INFORMATION SUPPLIED:
__________________________________________________

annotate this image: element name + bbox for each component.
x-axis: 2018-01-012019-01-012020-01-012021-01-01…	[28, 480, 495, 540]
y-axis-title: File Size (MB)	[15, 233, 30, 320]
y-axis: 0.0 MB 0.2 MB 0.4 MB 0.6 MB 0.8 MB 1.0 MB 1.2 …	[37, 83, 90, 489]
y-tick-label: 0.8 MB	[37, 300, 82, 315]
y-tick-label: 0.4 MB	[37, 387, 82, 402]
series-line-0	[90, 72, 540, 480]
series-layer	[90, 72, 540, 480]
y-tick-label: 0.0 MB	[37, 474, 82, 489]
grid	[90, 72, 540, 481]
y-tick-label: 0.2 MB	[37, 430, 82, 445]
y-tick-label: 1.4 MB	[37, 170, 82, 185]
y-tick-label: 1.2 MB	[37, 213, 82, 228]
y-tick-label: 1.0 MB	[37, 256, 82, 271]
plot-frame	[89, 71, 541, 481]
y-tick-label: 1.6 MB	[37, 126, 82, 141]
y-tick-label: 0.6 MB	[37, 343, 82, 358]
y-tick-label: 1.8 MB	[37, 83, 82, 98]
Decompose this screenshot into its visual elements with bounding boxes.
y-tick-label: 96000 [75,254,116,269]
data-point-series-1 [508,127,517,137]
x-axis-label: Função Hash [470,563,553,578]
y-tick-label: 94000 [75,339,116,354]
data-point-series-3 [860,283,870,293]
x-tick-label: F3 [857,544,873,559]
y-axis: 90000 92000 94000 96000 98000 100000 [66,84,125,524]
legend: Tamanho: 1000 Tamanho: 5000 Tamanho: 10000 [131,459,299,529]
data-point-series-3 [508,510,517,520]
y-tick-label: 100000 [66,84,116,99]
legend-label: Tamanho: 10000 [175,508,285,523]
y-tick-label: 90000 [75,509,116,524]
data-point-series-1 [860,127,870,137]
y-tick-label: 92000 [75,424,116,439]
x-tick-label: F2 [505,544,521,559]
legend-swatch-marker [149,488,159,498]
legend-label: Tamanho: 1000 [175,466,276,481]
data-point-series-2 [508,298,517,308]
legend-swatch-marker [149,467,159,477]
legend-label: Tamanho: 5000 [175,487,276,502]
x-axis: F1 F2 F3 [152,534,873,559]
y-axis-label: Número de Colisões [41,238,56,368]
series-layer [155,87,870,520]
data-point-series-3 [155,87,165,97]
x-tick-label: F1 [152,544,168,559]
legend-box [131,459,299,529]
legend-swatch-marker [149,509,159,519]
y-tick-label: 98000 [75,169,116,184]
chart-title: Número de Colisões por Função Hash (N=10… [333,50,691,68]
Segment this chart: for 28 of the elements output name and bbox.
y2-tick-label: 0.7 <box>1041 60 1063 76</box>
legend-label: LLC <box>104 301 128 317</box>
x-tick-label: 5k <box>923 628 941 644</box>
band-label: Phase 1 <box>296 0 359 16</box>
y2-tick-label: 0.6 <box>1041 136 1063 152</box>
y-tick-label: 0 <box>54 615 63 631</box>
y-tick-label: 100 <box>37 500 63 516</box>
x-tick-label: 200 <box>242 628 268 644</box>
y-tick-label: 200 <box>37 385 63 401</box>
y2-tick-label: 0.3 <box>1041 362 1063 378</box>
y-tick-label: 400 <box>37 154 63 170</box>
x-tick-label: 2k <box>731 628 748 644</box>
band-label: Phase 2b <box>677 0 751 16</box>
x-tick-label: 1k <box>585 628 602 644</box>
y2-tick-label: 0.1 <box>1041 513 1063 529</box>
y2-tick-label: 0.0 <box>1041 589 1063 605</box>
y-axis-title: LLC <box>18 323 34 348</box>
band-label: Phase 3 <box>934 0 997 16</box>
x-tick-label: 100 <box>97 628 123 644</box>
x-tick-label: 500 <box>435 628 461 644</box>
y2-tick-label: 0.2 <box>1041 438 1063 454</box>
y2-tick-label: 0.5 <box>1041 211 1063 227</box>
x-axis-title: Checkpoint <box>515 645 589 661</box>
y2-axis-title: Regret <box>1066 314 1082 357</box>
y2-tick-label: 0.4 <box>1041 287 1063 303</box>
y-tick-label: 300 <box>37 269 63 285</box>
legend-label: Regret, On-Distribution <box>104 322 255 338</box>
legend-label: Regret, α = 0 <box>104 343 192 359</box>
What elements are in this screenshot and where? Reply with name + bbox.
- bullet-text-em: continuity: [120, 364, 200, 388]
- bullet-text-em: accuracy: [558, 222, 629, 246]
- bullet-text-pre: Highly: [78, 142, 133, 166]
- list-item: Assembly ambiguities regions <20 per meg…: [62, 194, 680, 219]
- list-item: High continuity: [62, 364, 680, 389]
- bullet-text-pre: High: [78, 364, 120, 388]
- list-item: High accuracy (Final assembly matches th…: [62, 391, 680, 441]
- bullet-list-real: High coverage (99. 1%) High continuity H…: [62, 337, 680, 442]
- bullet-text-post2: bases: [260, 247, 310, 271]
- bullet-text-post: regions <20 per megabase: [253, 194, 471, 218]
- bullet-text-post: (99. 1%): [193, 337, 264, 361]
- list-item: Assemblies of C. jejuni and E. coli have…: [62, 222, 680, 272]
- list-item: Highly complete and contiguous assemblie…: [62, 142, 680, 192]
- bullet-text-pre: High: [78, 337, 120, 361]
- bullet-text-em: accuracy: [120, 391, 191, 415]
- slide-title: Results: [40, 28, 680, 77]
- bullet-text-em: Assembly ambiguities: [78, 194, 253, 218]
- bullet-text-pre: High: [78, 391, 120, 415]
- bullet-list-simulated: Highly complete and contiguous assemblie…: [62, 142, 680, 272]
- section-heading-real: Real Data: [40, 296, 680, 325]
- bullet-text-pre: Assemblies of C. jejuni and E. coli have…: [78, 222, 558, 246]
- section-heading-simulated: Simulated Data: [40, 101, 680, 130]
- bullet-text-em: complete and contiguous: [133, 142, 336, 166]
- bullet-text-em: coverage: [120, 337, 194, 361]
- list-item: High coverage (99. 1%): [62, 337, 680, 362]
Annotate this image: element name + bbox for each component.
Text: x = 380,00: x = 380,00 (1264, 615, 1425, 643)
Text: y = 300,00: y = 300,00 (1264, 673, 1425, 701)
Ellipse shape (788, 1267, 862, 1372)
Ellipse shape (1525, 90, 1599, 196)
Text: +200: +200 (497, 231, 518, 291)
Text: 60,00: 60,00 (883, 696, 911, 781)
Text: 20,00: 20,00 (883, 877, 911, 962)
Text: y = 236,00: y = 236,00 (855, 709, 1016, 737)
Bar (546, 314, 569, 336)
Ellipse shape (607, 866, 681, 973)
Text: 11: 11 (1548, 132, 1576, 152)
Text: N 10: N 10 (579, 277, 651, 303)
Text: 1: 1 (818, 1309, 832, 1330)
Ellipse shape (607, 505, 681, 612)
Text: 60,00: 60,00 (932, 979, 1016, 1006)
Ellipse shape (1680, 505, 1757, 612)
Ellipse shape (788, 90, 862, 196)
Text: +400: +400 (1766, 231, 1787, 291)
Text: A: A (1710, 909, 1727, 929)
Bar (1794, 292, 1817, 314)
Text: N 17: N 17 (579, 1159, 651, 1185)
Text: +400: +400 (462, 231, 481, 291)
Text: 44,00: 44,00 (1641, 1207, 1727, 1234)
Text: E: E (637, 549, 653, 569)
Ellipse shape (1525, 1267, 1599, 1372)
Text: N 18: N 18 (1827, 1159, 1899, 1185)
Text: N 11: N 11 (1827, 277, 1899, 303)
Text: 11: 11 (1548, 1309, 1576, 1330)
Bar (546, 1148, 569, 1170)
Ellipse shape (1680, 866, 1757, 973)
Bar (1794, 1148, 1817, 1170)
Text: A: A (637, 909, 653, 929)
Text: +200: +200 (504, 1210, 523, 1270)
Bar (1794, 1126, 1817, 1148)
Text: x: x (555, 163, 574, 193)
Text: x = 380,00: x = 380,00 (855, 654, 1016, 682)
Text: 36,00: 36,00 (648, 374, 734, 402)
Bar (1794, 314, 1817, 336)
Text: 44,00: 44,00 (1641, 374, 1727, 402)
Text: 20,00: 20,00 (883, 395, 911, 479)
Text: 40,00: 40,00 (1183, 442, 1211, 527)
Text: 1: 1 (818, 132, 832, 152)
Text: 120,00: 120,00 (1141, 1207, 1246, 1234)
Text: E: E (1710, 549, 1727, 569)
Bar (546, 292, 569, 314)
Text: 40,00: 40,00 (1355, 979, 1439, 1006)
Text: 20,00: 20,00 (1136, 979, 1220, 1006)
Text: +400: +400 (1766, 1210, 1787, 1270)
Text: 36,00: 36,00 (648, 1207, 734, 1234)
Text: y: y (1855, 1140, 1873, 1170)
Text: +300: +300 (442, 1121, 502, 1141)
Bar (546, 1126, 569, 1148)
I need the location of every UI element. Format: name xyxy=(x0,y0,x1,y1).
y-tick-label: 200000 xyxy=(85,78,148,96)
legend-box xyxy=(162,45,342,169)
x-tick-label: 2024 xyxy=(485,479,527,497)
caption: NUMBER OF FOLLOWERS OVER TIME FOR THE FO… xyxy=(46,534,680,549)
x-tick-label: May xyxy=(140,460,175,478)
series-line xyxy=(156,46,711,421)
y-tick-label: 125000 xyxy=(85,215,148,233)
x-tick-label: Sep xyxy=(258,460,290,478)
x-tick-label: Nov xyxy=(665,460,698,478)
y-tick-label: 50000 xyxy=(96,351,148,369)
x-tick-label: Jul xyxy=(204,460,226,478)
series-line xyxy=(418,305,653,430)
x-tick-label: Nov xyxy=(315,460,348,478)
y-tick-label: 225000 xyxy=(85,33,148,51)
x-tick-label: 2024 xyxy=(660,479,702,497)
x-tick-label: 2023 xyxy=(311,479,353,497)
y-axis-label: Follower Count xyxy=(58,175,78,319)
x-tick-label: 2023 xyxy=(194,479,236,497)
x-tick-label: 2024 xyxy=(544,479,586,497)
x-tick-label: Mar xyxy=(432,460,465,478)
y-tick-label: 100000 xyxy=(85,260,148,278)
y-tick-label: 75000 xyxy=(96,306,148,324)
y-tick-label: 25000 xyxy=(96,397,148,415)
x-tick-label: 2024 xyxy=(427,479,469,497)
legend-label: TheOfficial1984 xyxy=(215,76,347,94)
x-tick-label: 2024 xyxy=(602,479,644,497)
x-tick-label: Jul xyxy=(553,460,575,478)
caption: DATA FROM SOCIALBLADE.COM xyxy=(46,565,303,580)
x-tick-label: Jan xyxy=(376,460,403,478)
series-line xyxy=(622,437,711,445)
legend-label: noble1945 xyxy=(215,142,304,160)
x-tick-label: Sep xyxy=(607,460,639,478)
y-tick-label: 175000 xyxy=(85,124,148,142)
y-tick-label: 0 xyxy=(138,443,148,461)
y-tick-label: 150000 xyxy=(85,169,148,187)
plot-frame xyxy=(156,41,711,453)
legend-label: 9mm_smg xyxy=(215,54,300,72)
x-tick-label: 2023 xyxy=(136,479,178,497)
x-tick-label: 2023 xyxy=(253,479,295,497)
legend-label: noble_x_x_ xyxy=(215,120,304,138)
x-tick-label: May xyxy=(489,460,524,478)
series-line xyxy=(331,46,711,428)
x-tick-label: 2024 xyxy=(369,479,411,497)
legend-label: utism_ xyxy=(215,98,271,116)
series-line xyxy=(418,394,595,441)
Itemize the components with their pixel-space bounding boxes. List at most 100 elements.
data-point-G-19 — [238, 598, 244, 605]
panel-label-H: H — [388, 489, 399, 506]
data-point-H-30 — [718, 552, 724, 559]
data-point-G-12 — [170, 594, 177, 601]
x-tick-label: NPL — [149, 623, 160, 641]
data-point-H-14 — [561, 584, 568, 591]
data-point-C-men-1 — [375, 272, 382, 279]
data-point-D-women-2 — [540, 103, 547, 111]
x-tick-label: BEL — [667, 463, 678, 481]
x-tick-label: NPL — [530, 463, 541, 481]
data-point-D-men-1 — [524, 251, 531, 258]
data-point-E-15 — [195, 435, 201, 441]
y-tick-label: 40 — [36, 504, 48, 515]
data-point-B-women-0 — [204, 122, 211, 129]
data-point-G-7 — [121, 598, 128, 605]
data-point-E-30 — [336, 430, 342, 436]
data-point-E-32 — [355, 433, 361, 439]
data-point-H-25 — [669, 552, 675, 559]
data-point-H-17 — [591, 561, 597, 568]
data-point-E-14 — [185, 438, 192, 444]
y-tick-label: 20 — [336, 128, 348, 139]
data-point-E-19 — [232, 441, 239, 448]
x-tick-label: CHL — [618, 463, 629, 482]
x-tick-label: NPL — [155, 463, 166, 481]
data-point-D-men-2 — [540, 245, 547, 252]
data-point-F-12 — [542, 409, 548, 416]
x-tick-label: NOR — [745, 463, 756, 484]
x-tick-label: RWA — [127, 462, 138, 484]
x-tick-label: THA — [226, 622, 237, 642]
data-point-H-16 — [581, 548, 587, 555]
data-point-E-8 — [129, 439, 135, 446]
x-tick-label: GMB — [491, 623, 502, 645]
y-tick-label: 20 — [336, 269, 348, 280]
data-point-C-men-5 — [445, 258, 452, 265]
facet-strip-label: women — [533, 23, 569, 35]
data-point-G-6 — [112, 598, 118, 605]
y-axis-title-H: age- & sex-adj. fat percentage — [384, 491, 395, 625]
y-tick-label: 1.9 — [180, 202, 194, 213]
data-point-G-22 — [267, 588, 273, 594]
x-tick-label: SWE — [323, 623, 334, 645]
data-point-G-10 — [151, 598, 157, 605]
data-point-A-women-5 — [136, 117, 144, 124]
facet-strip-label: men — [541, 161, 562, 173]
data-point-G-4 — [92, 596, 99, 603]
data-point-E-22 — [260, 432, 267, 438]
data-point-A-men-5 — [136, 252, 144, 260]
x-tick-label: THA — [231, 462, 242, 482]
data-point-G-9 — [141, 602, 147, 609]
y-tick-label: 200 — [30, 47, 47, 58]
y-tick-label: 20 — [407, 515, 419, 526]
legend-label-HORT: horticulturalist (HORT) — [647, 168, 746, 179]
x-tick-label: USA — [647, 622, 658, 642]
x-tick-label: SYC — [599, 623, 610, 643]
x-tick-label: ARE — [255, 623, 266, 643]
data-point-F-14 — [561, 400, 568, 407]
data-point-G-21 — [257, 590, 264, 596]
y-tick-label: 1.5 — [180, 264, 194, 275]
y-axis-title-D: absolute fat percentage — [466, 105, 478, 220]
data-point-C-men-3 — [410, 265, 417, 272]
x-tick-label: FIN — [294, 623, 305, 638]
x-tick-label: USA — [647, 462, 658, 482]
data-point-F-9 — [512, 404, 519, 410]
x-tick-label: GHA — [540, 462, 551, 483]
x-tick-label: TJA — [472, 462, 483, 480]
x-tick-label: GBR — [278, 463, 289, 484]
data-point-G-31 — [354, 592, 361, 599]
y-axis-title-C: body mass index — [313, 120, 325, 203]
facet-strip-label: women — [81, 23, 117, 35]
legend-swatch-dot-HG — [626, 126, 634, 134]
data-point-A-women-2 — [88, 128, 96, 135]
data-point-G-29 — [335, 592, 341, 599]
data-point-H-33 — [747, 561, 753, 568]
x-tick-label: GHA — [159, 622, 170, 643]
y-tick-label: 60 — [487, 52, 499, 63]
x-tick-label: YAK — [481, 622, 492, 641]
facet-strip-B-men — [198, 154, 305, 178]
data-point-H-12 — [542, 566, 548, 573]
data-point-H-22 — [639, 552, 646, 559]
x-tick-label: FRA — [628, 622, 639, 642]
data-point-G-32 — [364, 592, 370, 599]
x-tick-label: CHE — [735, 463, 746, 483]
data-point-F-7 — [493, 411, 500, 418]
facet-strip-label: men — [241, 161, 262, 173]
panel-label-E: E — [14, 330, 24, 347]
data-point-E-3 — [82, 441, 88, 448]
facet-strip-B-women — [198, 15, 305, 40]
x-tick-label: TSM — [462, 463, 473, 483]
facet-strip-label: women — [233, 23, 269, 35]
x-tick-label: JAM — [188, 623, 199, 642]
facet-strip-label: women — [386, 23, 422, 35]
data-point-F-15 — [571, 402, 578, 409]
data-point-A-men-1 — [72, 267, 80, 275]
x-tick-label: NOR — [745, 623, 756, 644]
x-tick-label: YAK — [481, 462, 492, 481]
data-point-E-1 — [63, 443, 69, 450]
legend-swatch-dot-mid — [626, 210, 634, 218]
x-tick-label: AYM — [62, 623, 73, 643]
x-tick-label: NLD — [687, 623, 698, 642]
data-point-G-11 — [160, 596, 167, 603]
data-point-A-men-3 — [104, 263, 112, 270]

__________________________________________________

THE TASK:
Recast the lines as a JSON list of strings, one string per line and with blank lines omitted, starting at the first line and ending at the line that contains "y-tick-label: 90000 [75,509,116,524]".

SOLUTION BELOW:
[
  "annotate this image: element name + bbox for each component.",
  "x-axis: 2018-01-012019-01-012020-01-012021-01-01…\t[28, 480, 495, 540]",
  "y-axis-title: File Size (MB)\t[15, 233, 30, 320]",
  "y-axis: 0.0 MB 0.2 MB 0.4 MB 0.6 MB 0.8 MB 1.0 MB 1.2 …\t[37, 83, 90, 489]",
  "y-tick-label: 0.8 MB\t[37, 300, 82, 315]",
  "y-tick-label: 0.4 MB\t[37, 387, 82, 402]",
  "series-line-0\t[90, 72, 540, 480]",
  "series-layer\t[90, 72, 540, 480]",
  "y-tick-label: 0.0 MB\t[37, 474, 82, 489]",
  "grid\t[90, 72, 540, 481]",
  "y-tick-label: 0.2 MB\t[37, 430, 82, 445]",
  "y-tick-label: 1.4 MB\t[37, 170, 82, 185]",
  "y-tick-label: 1.2 MB\t[37, 213, 82, 228]",
  "y-tick-label: 1.0 MB\t[37, 256, 82, 271]",
  "plot-frame\t[89, 71, 541, 481]",
  "y-tick-label: 1.6 MB\t[37, 126, 82, 141]",
  "y-tick-label: 0.6 MB\t[37, 343, 82, 358]",
  "y-tick-label: 1.8 MB\t[37, 83, 82, 98]",
  "Decompose this screenshot into its visual elements with bounding boxes.",
  "y-tick-label: 96000 [75,254,116,269]",
  "data-point-series-1 [508,127,517,137]",
  "x-axis-label: Função Hash [470,563,553,578]",
  "y-tick-label: 94000 [75,339,116,354]",
  "data-point-series-3 [860,283,870,293]",
  "x-tick-label: F3 [857,544,873,559]",
  "y-axis: 90000 92000 94000 96000 98000 100000 [66,84,125,524]",
  "legend: Tamanho: 1000 Tamanho: 5000 Tamanho: 10000 [131,459,299,529]",
  "data-point-series-3 [508,510,517,520]",
  "y-tick-label: 100000 [66,84,116,99]",
  "legend-label: Tamanho: 10000 [175,508,285,523]",
  "y-tick-label: 90000 [75,509,116,524]"
]